Print the lines of the rows exactly as they appear, starting at the line that contains "photo: arm and hand (355, 0, 765, 673)" and ending at the last line of the rows, with both of those lines included.

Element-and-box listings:
------------------------------------------------

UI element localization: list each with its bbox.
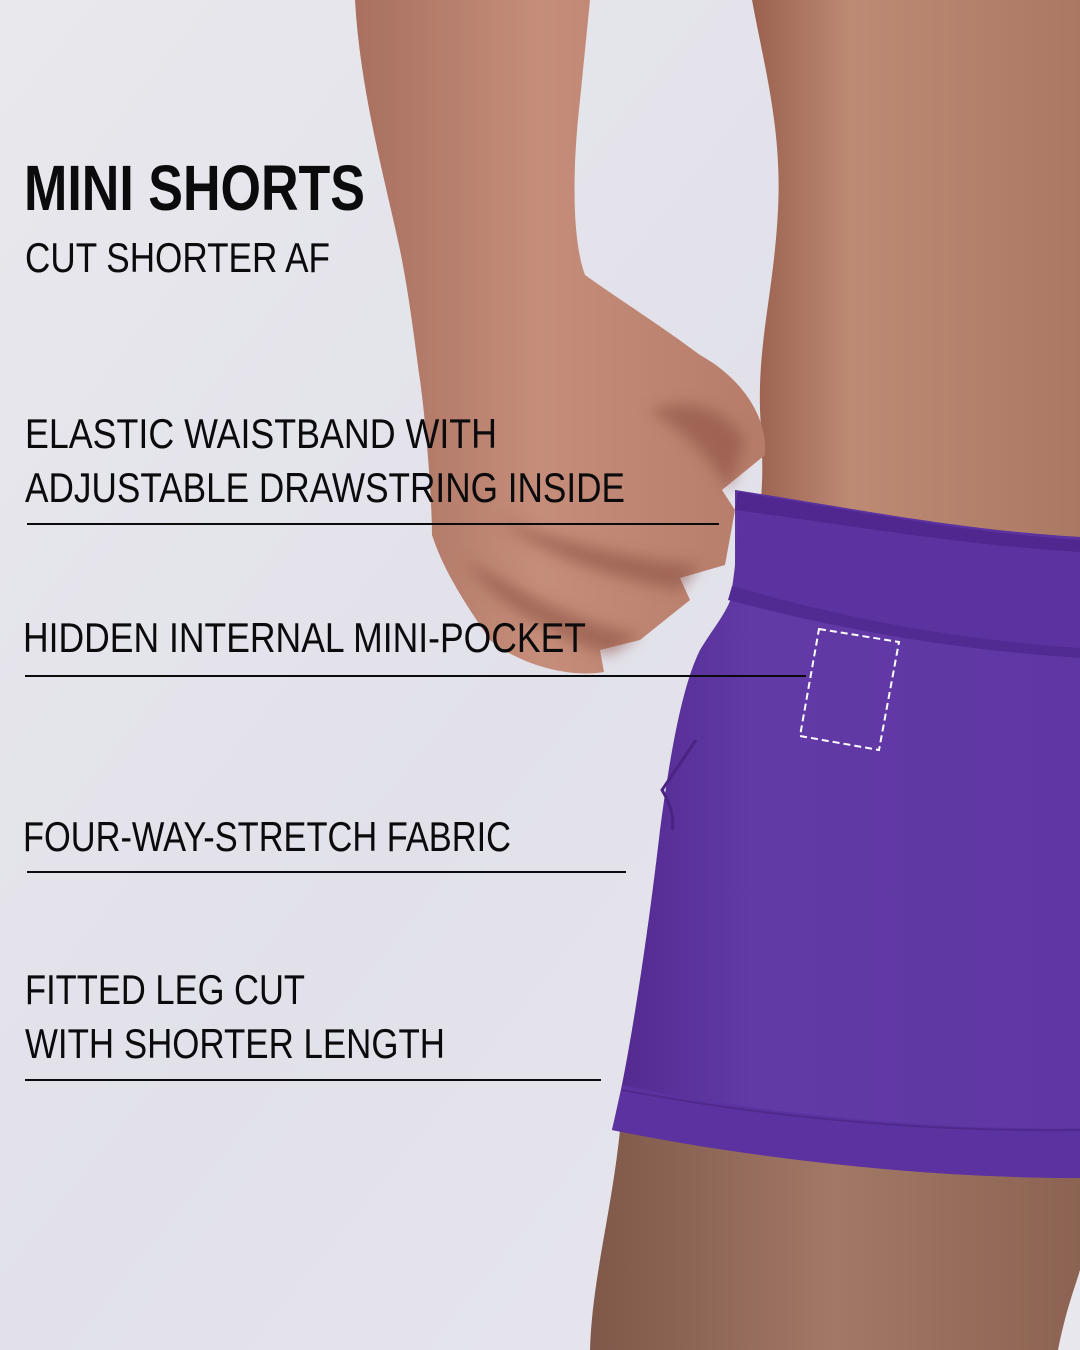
photo: arm and hand (355, 0, 765, 673)
callout: waistband (25, 410, 719, 524)
callout: leg cut (25, 966, 601, 1080)
callout: fabric: FOUR-WAY-STRETCH FABRIC (23, 813, 511, 860)
callout: leg cut: FITTED LEG CUT (25, 966, 305, 1013)
subtitle: CUT SHORTER AF (25, 234, 330, 281)
title: MINI SHORTS (24, 152, 365, 224)
photo: purple mini shorts (612, 490, 1080, 1178)
callout: waistband: ADJUSTABLE DRAWSTRING INSIDE (25, 464, 625, 511)
icon: dashed pocket outline (800, 629, 899, 750)
photo: torso (752, 0, 1080, 560)
photo: hand shading (465, 404, 745, 655)
callout: leg cut: WITH SHORTER LENGTH (25, 1020, 445, 1067)
photo: leg (590, 1130, 1080, 1350)
callout: waistband: ELASTIC WAISTBAND WITH (25, 410, 497, 457)
callout: mini-pocket: HIDDEN INTERNAL MINI-POCKET (23, 614, 586, 661)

------------------------------------------------

- _Finished exercise_
photo: arm and hand (355, 0, 765, 673)
callout: waistband (25, 410, 719, 524)
callout: leg cut (25, 966, 601, 1080)
callout: fabric: FOUR-WAY-STRETCH FABRIC (23, 813, 511, 860)
callout: leg cut: FITTED LEG CUT (25, 966, 305, 1013)
subtitle: CUT SHORTER AF (25, 234, 330, 281)
title: MINI SHORTS (24, 152, 365, 224)
photo: purple mini shorts (612, 490, 1080, 1178)
callout: waistband: ADJUSTABLE DRAWSTRING INSIDE (25, 464, 625, 511)
icon: dashed pocket outline (800, 629, 899, 750)
photo: torso (752, 0, 1080, 560)
photo: hand shading (465, 404, 745, 655)
callout: leg cut: WITH SHORTER LENGTH (25, 1020, 445, 1067)
photo: leg (590, 1130, 1080, 1350)
callout: waistband: ELASTIC WAISTBAND WITH (25, 410, 497, 457)
callout: mini-pocket: HIDDEN INTERNAL MINI-POCKET (23, 614, 586, 661)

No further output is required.